§ DATA PROVIDED
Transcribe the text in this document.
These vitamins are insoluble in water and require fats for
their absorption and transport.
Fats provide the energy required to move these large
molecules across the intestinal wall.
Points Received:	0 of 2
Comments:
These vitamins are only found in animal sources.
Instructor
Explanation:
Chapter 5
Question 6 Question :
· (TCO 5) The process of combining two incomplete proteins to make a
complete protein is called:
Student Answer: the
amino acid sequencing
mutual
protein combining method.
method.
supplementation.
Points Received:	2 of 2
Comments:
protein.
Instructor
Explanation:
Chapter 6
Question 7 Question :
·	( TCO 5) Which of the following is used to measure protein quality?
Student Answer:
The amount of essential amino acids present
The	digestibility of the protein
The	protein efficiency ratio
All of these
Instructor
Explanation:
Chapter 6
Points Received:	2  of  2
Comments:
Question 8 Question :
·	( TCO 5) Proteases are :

§ INSTRUCTIONS TO FOLLOW
Search the listing above for "Points" and copy every line that has it.

§ OUTPUT
Points Received:	0 of 2
Points Received:	2 of 2
Points Received:	2  of  2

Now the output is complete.